INSTRUCTION
How many lines in the entries below contain "العرب"? Answer with the number only.

RECORDED DATA
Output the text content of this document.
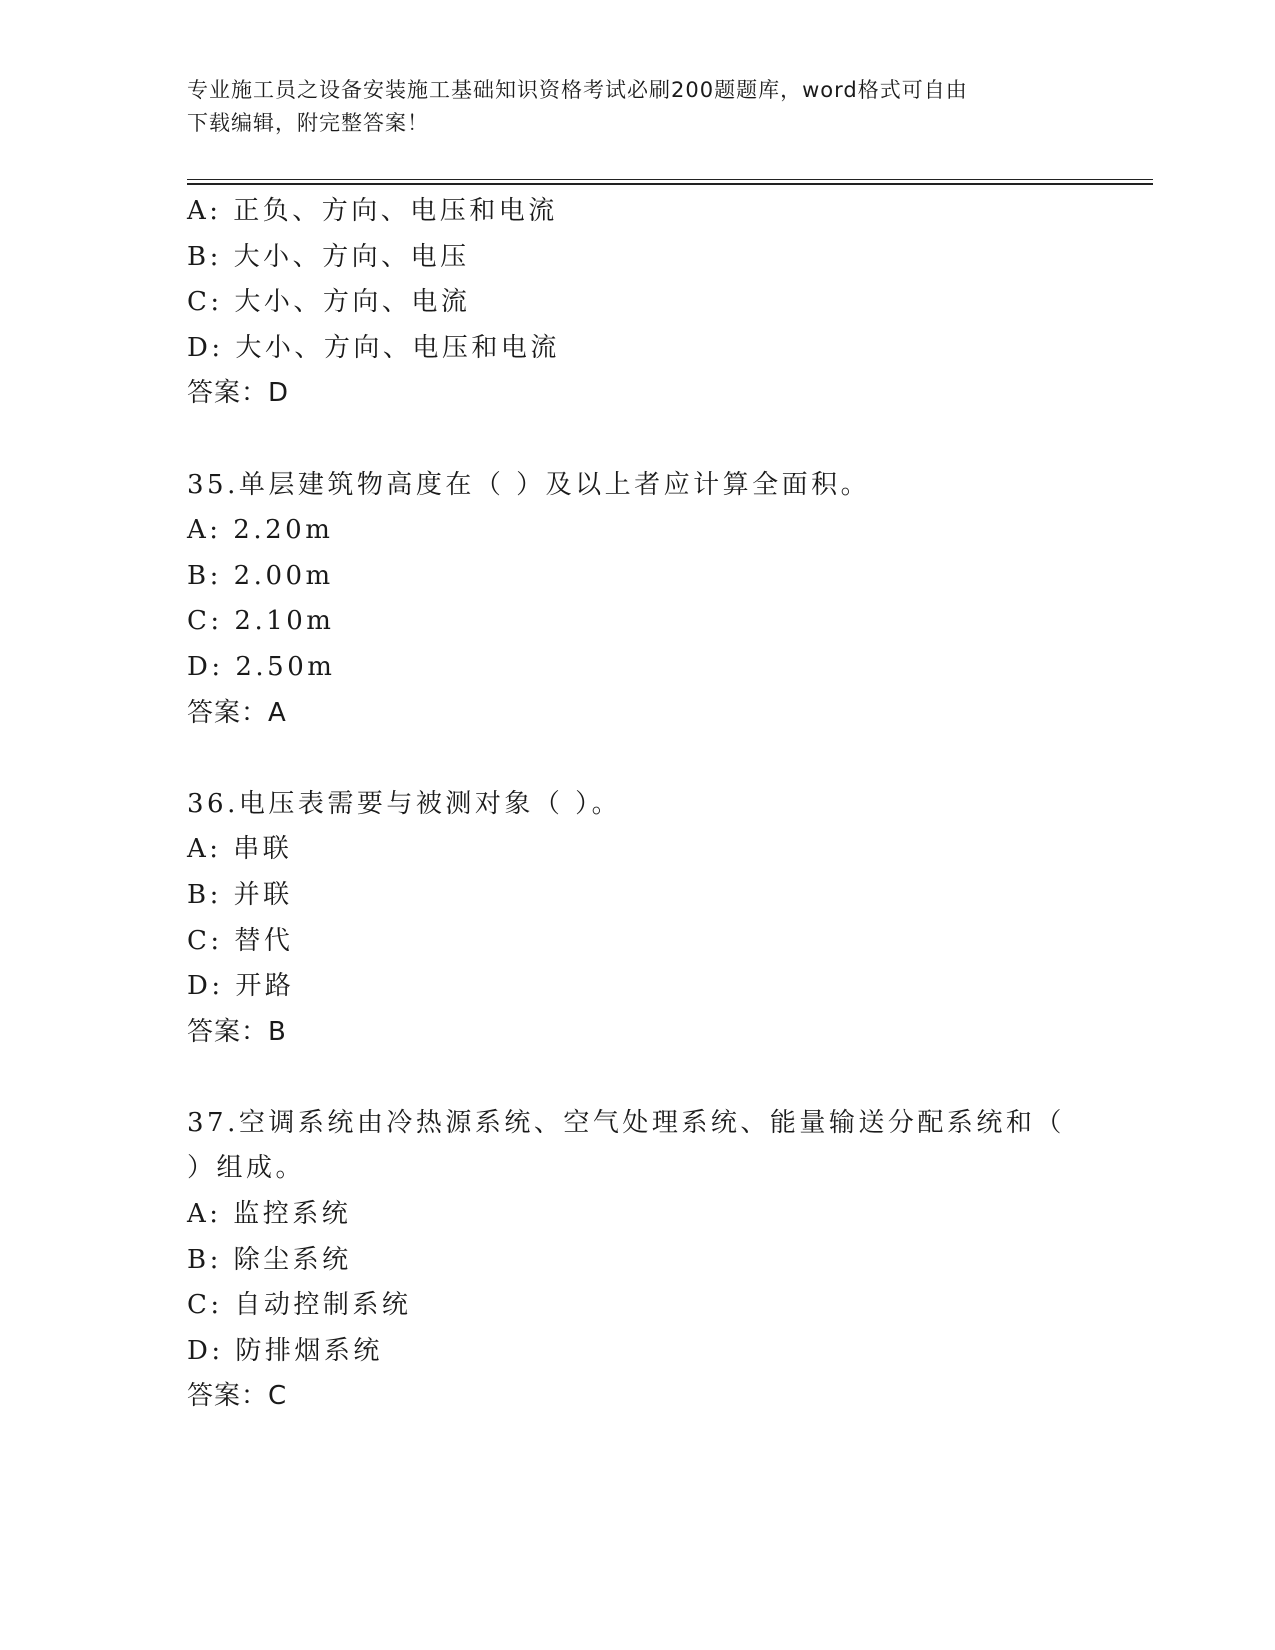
专业施工员之设备安装施工基础知识资格考试必刷200题题库，word格式可自由
下载编辑，附完整答案！
A: 正负、方向、电压和电流
B: 大小、方向、电压
C: 大小、方向、电流
D: 大小、方向、电压和电流
答案：D
35.单层建筑物高度在（ ）及以上者应计算全面积。
A: 2.20m
B: 2.00m
C: 2.10m
D: 2.50m
答案：A
36.电压表需要与被测对象（ ）。
A: 串联
B: 并联
C: 替代
D: 开路
答案：B
37.空调系统由冷热源系统、空气处理系统、能量输送分配系统和（
）组成。
A: 监控系统
B: 除尘系统
C: 自动控制系统
D: 防排烟系统
答案：C
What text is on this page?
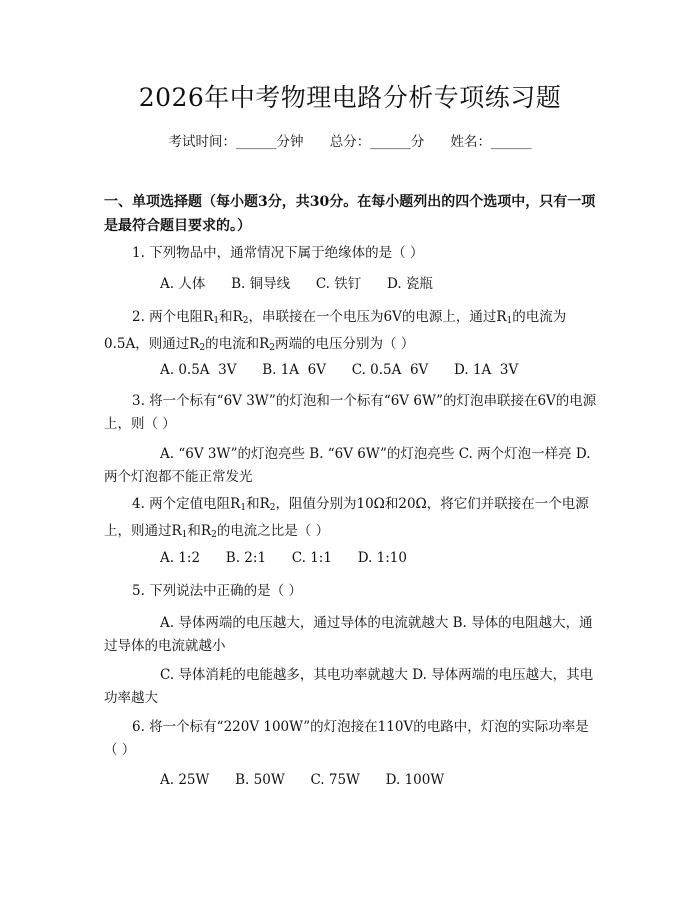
2026年中考物理电路分析专项练习题
考试时间：______分钟 总分：______分 姓名：______
一、单项选择题（每小题3分，共30分。在每小题列出的四个选项中，只有一项是最符合题目要求的。）
1. 下列物品中，通常情况下属于绝缘体的是（ ）
A. 人体      B. 铜导线      C. 铁钉      D. 瓷瓶
2. 两个电阻$R_1$和$R_2$，串联接在一个电压为6V的电源上，通过$R_1$的电流为0.5A，则通过$R_2$的电流和$R_2$两端的电压分别为（ ）
A. 0.5A  3V      B. 1A  6V      C. 0.5A  6V      D. 1A  3V
3. 将一个标有“6V 3W”的灯泡和一个标有“6V 6W”的灯泡串联接在6V的电源上，则（ ）
A. “6V 3W”的灯泡亮些 B. “6V 6W”的灯泡亮些 C. 两个灯泡一样亮 D. 两个灯泡都不能正常发光
4. 两个定值电阻$R_1$和$R_2$，阻值分别为10Ω和20Ω，将它们并联接在一个电源上，则通过$R_1$和$R_2$的电流之比是（ ）
A. 1:2      B. 2:1      C. 1:1      D. 1:10
5. 下列说法中正确的是（ ）
A. 导体两端的电压越大，通过导体的电流就越大 B. 导体的电阻越大，通过导体的电流就越小
C. 导体消耗的电能越多，其电功率就越大 D. 导体两端的电压越大，其电功率越大
6. 将一个标有“220V 100W”的灯泡接在110V的电路中，灯泡的实际功率是（ ）
A. 25W      B. 50W      C. 75W      D. 100W
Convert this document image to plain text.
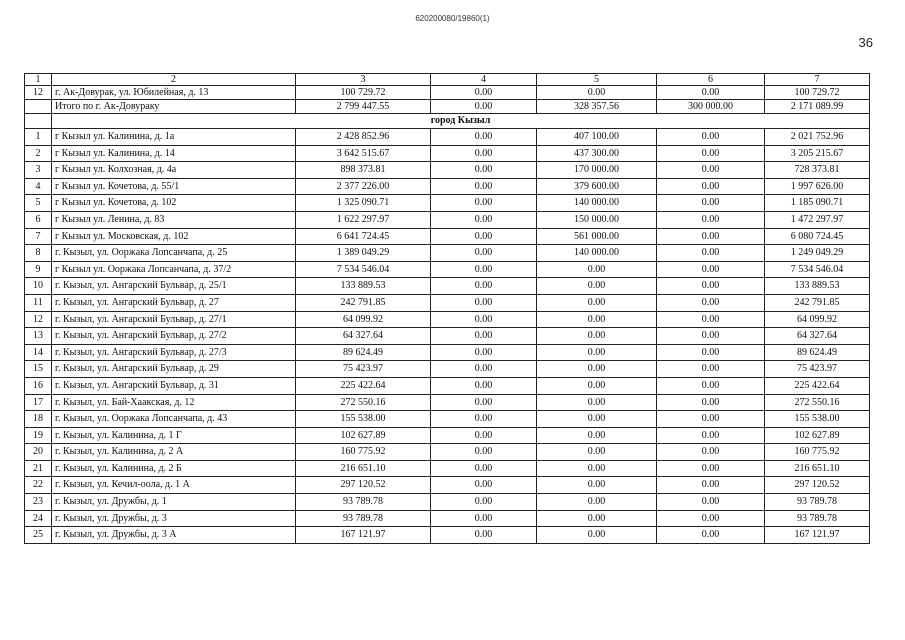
620200080/19860(1)
36
1	2	3	4	5	6	7
12	г. Ак-Довурак, ул. Юбилейная, д. 13	100 729.72	0.00	0.00	0.00	100 729.72
	Итого по г. Ак-Довураку	2 799 447.55	0.00	328 357.56	300 000.00	2 171 089.99
	город Кызыл					
1	г Кызыл ул. Калинина, д. 1а	2 428 852.96	0.00	407 100.00	0.00	2 021 752.96
2	г Кызыл ул. Калинина, д. 14	3 642 515.67	0.00	437 300.00	0.00	3 205 215.67
3	г Кызыл ул. Колхозная, д. 4а	898 373.81	0.00	170 000.00	0.00	728 373.81
4	г Кызыл ул. Кочетова, д. 55/1	2 377 226.00	0.00	379 600.00	0.00	1 997 626.00
5	г Кызыл ул. Кочетова, д. 102	1 325 090.71	0.00	140 000.00	0.00	1 185 090.71
6	г Кызыл ул. Ленина, д. 83	1 622 297.97	0.00	150 000.00	0.00	1 472 297.97
7	г Кызыл ул. Московская, д. 102	6 641 724.45	0.00	561 000.00	0.00	6 080 724.45
8	г. Кызыл, ул. Ооржака Лопсанчапа, д. 25	1 389 049.29	0.00	140 000.00	0.00	1 249 049.29
9	г Кызыл ул. Ооржака Лопсанчапа, д. 37/2	7 534 546.04	0.00	0.00	0.00	7 534 546.04
10	г. Кызыл, ул. Ангарский Бульвар, д. 25/1	133 889.53	0.00	0.00	0.00	133 889.53
11	г. Кызыл, ул. Ангарский Бульвар, д. 27	242 791.85	0.00	0.00	0.00	242 791.85
12	г. Кызыл, ул. Ангарский Бульвар, д. 27/1	64 099.92	0.00	0.00	0.00	64 099.92
13	г. Кызыл, ул. Ангарский Бульвар, д. 27/2	64 327.64	0.00	0.00	0.00	64 327.64
14	г. Кызыл, ул. Ангарский Бульвар, д. 27/3	89 624.49	0.00	0.00	0.00	89 624.49
15	г. Кызыл, ул. Ангарский Бульвар, д. 29	75 423.97	0.00	0.00	0.00	75 423.97
16	г. Кызыл, ул. Ангарский Бульвар, д. 31	225 422.64	0.00	0.00	0.00	225 422.64
17	г. Кызыл, ул. Бай-Хаакская, д. 12	272 550.16	0.00	0.00	0.00	272 550.16
18	г. Кызыл, ул. Ооржака Лопсанчапа, д. 43	155 538.00	0.00	0.00	0.00	155 538.00
19	г. Кызыл, ул. Калинина, д. 1 Г	102 627.89	0.00	0.00	0.00	102 627.89
20	г. Кызыл, ул. Калинина, д. 2 А	160 775.92	0.00	0.00	0.00	160 775.92
21	г. Кызыл, ул. Калинина, д. 2 Б	216 651.10	0.00	0.00	0.00	216 651.10
22	г. Кызыл, ул. Кечил-оола, д. 1 А	297 120.52	0.00	0.00	0.00	297 120.52
23	г. Кызыл, ул. Дружбы, д. 1	93 789.78	0.00	0.00	0.00	93 789.78
24	г. Кызыл, ул. Дружбы, д. 3	93 789.78	0.00	0.00	0.00	93 789.78
25	г. Кызыл, ул. Дружбы, д. 3 А	167 121.97	0.00	0.00	0.00	167 121.97
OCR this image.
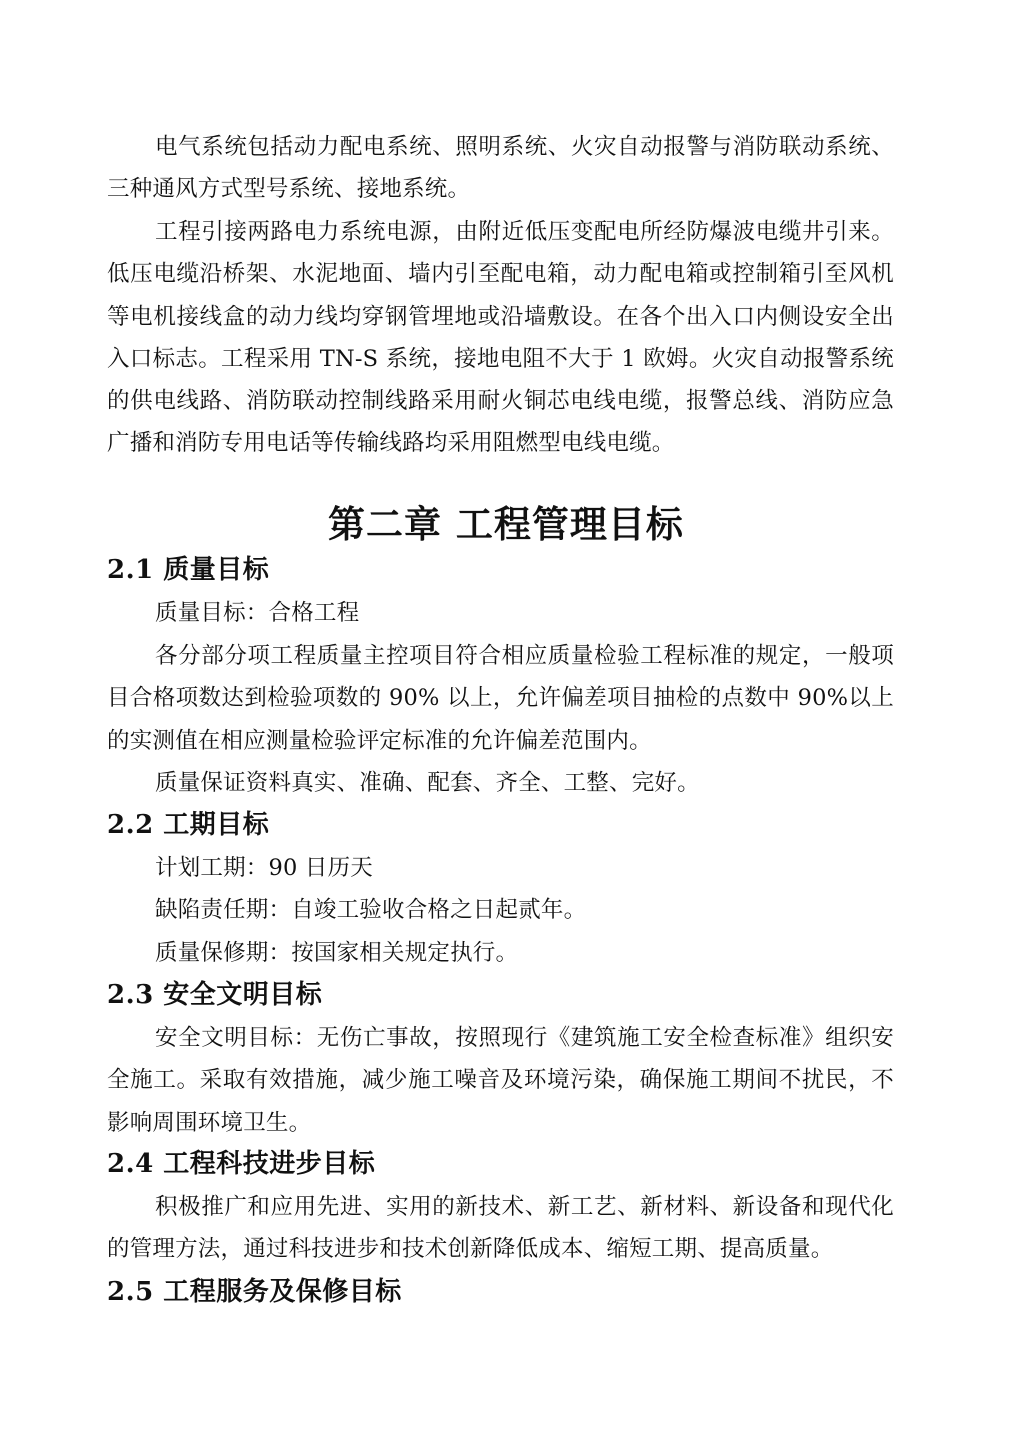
电气系统包括动力配电系统、照明系统、火灾自动报警与消防联动系统、三种通风方式型号系统、接地系统。

工程引接两路电力系统电源，由附近低压变配电所经防爆波电缆井引来。低压电缆沿桥架、水泥地面、墙内引至配电箱，动力配电箱或控制箱引至风机等电机接线盒的动力线均穿钢管埋地或沿墙敷设。在各个出入口内侧设安全出入口标志。工程采用 TN-S 系统，接地电阻不大于 1 欧姆。火灾自动报警系统的供电线路、消防联动控制线路采用耐火铜芯电线电缆，报警总线、消防应急广播和消防专用电话等传输线路均采用阻燃型电线电缆。

第二章 工程管理目标
2.1 质量目标

质量目标：合格工程

各分部分项工程质量主控项目符合相应质量检验工程标准的规定，一般项目合格项数达到检验项数的 90% 以上，允许偏差项目抽检的点数中 90%以上的实测值在相应测量检验评定标准的允许偏差范围内。

质量保证资料真实、准确、配套、齐全、工整、完好。

2.2 工期目标

计划工期：90 日历天

缺陷责任期：自竣工验收合格之日起贰年。

质量保修期：按国家相关规定执行。

2.3 安全文明目标

安全文明目标：无伤亡事故，按照现行《建筑施工安全检查标准》组织安全施工。采取有效措施，减少施工噪音及环境污染，确保施工期间不扰民，不影响周围环境卫生。

2.4 工程科技进步目标

积极推广和应用先进、实用的新技术、新工艺、新材料、新设备和现代化的管理方法，通过科技进步和技术创新降低成本、缩短工期、提高质量。

2.5 工程服务及保修目标
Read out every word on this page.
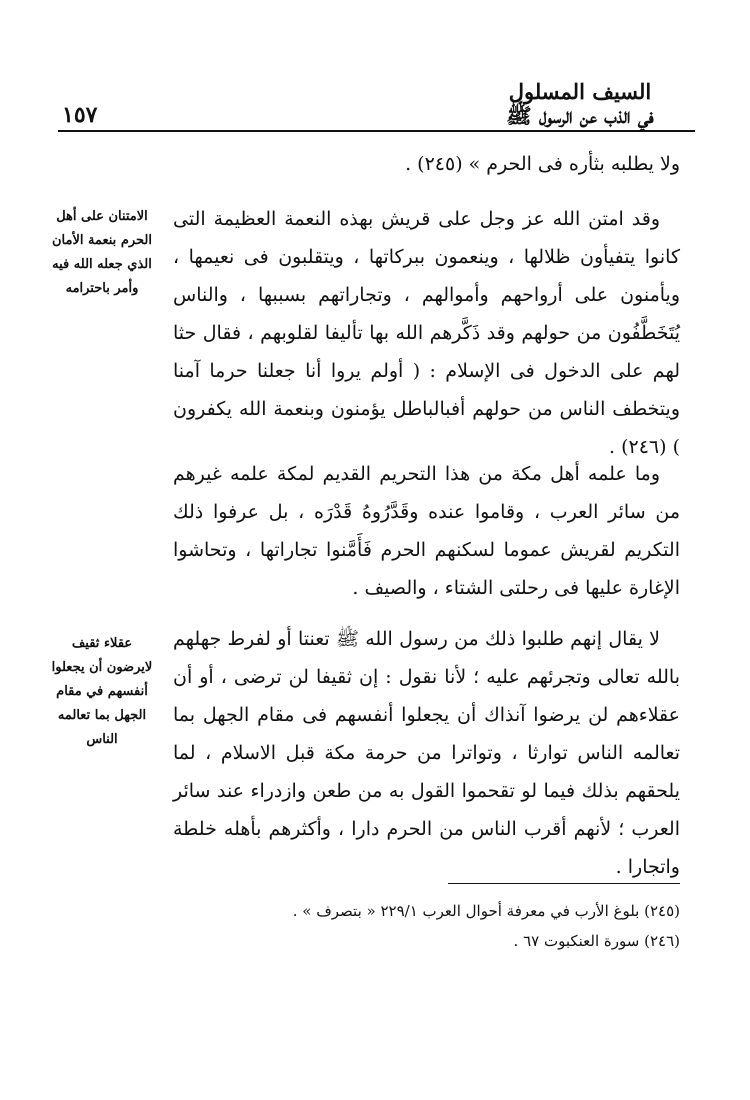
السيف المسلول
في الذب عن الرسول ﷺ
١٥٧

ولا يطلبه بثأره فى الحرم » (٢٤٥) .

وقد امتن الله عز وجل على قريش بهذه النعمة العظيمة التى كانوا يتفيأون ظلالها ، وينعمون ببركاتها ، ويتقلبون فى نعيمها ، ويأمنون على أرواحهم وأموالهم ، وتجاراتهم بسببها ، والناس يُتَخَطَّفُون من حولهم وقد ذَكَّرهم الله بها تأليفا لقلوبهم ، فقال حثا لهم على الدخول فى الإسلام : ( أولم يروا أنا جعلنا حرما آمنا ويتخطف الناس من حولهم أفبالباطل يؤمنون وبنعمة الله يكفرون ) (٢٤٦) .

وما علمه أهل مكة من هذا التحريم القديم لمكة علمه غيرهم من سائر العرب ، وقاموا عنده وقَدَّرُوهُ قَدْرَه ، بل عرفوا ذلك التكريم لقريش عموما لسكنهم الحرم فَأَمَّنوا تجاراتها ، وتحاشوا الإغارة عليها فى رحلتى الشتاء ، والصيف .

لا يقال إنهم طلبوا ذلك من رسول الله ﷺ تعنتا أو لفرط جهلهم بالله تعالى وتجرئهم عليه ؛ لأنا نقول : إن ثقيفا لن ترضى ، أو أن عقلاءهم لن يرضوا آنذاك أن يجعلوا أنفسهم فى مقام الجهل بما تعالمه الناس توارثا ، وتواترا من حرمة مكة قبل الاسلام ، لما يلحقهم بذلك فيما لو تقحموا القول به من طعن وازدراء عند سائر العرب ؛ لأنهم أقرب الناس من الحرم دارا ، وأكثرهم بأهله خلطة واتجارا .

الامتنان على أهل الحرم بنعمة الأمان الذي جعله الله فيه وأمر باحترامه
عقلاء ثقيف لايرضون أن يجعلوا أنفسهم في مقام الجهل بما تعالمه الناس
(٢٤٥) بلوغ الأرب في معرفة أحوال العرب ٢٢٩/١ « بتصرف » .
(٢٤٦) سورة العنكبوت ٦٧ .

ANSWER
3